THE PROBLEM: The word to find is "Urkundenfälschung". State how many lines below contain it, giving only the number.

[Extracted records]
· · ·

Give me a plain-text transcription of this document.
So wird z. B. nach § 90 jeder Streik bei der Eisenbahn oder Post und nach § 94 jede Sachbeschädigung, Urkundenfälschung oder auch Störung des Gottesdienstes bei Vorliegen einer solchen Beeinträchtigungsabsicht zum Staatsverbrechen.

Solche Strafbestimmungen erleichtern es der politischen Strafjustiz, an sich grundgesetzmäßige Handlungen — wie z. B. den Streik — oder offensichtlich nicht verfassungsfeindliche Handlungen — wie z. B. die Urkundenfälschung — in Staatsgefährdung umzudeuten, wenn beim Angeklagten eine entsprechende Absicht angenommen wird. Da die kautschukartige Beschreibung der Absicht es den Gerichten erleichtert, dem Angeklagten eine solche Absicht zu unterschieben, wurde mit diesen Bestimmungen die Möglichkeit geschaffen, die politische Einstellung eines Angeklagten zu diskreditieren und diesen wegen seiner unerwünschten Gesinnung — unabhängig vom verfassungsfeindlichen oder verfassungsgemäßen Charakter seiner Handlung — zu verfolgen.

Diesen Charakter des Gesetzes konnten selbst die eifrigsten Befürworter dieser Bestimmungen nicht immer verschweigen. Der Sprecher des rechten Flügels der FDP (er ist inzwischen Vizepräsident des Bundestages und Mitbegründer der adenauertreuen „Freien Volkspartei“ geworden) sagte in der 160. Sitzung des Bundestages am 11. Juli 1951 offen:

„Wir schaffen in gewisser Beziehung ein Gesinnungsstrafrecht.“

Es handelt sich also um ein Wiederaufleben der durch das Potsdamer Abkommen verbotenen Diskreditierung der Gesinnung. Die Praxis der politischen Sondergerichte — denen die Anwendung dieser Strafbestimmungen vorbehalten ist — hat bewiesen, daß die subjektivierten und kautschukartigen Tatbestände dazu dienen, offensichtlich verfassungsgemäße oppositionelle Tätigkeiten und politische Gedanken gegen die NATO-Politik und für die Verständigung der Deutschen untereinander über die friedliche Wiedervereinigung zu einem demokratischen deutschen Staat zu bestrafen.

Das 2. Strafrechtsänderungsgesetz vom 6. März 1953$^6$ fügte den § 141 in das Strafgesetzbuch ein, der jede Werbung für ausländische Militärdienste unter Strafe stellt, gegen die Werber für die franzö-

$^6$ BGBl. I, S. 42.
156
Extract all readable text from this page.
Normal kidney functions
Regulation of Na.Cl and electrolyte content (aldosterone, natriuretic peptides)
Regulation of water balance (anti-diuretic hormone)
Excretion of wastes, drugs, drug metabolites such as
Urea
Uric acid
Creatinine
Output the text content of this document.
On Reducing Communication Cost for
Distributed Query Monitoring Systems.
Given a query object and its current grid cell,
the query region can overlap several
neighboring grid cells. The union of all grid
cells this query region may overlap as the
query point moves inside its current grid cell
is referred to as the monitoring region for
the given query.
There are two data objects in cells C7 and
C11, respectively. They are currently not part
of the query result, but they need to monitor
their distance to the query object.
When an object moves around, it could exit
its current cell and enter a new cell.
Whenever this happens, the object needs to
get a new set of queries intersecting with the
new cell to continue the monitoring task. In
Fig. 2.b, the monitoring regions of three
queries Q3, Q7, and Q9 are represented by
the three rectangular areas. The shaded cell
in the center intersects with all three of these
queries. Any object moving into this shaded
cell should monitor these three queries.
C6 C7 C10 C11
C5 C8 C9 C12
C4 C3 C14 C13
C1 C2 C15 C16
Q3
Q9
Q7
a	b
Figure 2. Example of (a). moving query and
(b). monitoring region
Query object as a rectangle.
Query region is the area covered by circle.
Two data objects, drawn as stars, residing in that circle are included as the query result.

· · ·

ANSWER SECTION: 2